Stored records
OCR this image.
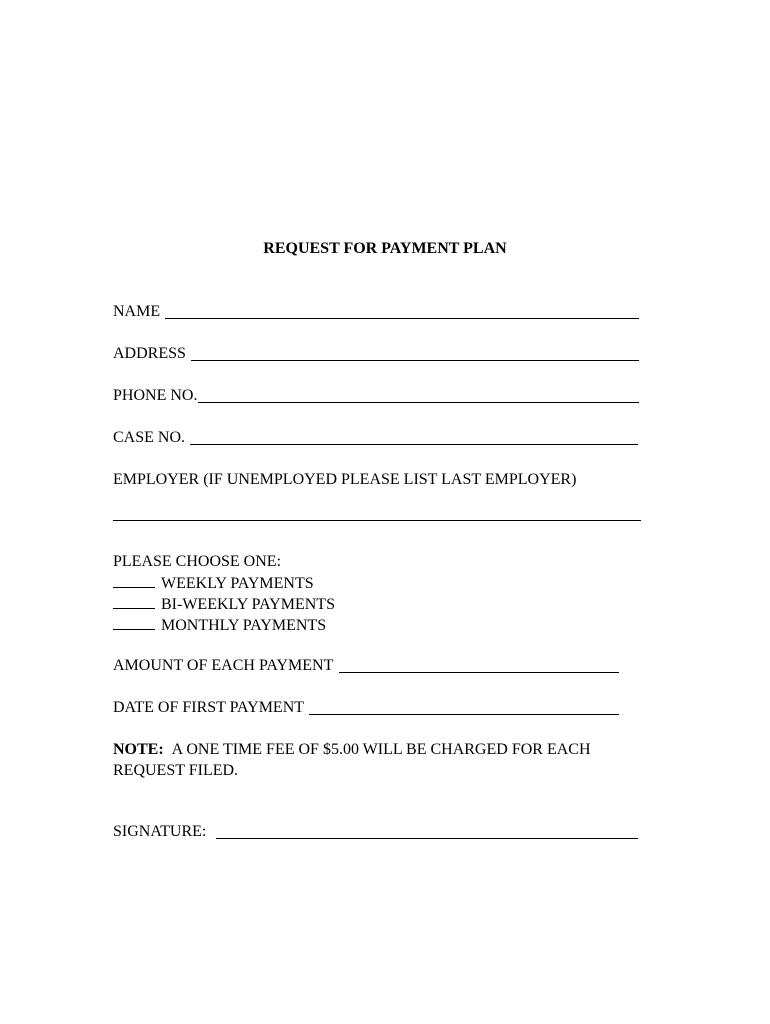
REQUEST FOR PAYMENT PLAN
NAME
ADDRESS
PHONE NO.
CASE NO.
EMPLOYER (IF UNEMPLOYED PLEASE LIST LAST EMPLOYER)
PLEASE CHOOSE ONE:
WEEKLY PAYMENTS
BI-WEEKLY PAYMENTS
MONTHLY PAYMENTS
AMOUNT OF EACH PAYMENT
DATE OF FIRST PAYMENT
NOTE: A ONE TIME FEE OF $5.00 WILL BE CHARGED FOR EACH
REQUEST FILED.
SIGNATURE:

◆ Given instruction
Would you mind returning each entry above word for word, skipping the images?

◆ Response to the task
OCR this image.
REQUEST FOR PAYMENT PLAN
NAME
ADDRESS
PHONE NO.
CASE NO.
EMPLOYER (IF UNEMPLOYED PLEASE LIST LAST EMPLOYER)
PLEASE CHOOSE ONE:
WEEKLY PAYMENTS
BI-WEEKLY PAYMENTS
MONTHLY PAYMENTS
AMOUNT OF EACH PAYMENT
DATE OF FIRST PAYMENT
NOTE: A ONE TIME FEE OF $5.00 WILL BE CHARGED FOR EACH
REQUEST FILED.
SIGNATURE:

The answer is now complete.